--- Instructions for the task ---
Reproduce the material below word for word, omitting the picture.

--- Provided entries ---
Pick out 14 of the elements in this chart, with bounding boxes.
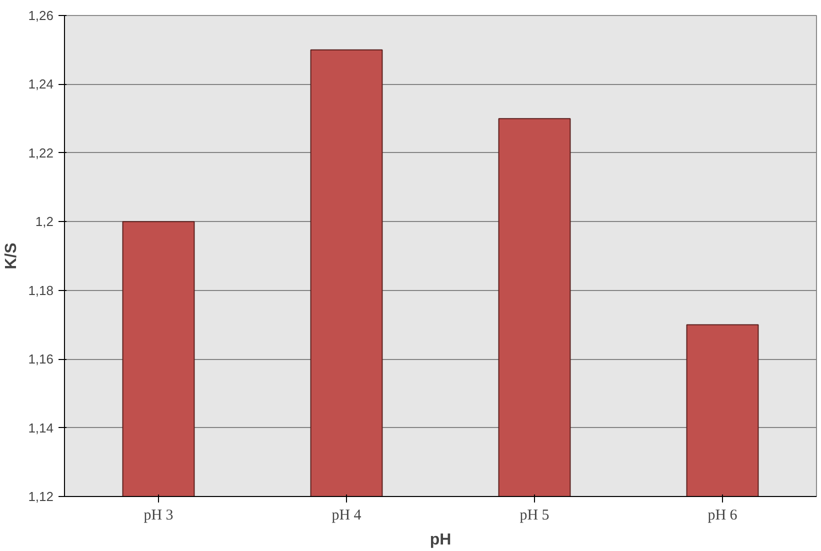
y-tick-label: 1,2 [35,214,54,230]
y-axis-title: K/S [3,242,20,270]
x-axis-title: pH [430,532,452,548]
x-tick-label: pH 3 [144,508,174,524]
y-tick-label: 1,16 [28,352,54,367]
y-tick-label: 1,26 [28,8,54,23]
y-tick-label: 1,14 [28,420,54,436]
x-tick-label: pH 6 [708,508,738,524]
y-tick-label: 1,12 [28,489,54,504]
y-tick-label: 1,22 [28,145,54,160]
y-tick-label: 1,24 [28,76,54,92]
x-tick-label: pH 4 [332,508,362,524]
x-tick-label: pH 5 [520,508,550,524]
y-tick-label: 1,18 [28,282,54,298]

--- Solution for this problem ---
Pick out 14 of the elements in this chart, with bounding boxes.
y-tick-label: 1,2 [35,214,54,230]
y-axis-title: K/S [3,242,20,270]
x-axis-title: pH [430,532,452,548]
x-tick-label: pH 3 [144,508,174,524]
y-tick-label: 1,16 [28,352,54,367]
y-tick-label: 1,26 [28,8,54,23]
y-tick-label: 1,14 [28,420,54,436]
x-tick-label: pH 6 [708,508,738,524]
y-tick-label: 1,12 [28,489,54,504]
y-tick-label: 1,22 [28,145,54,160]
y-tick-label: 1,24 [28,76,54,92]
x-tick-label: pH 4 [332,508,362,524]
x-tick-label: pH 5 [520,508,550,524]
y-tick-label: 1,18 [28,282,54,298]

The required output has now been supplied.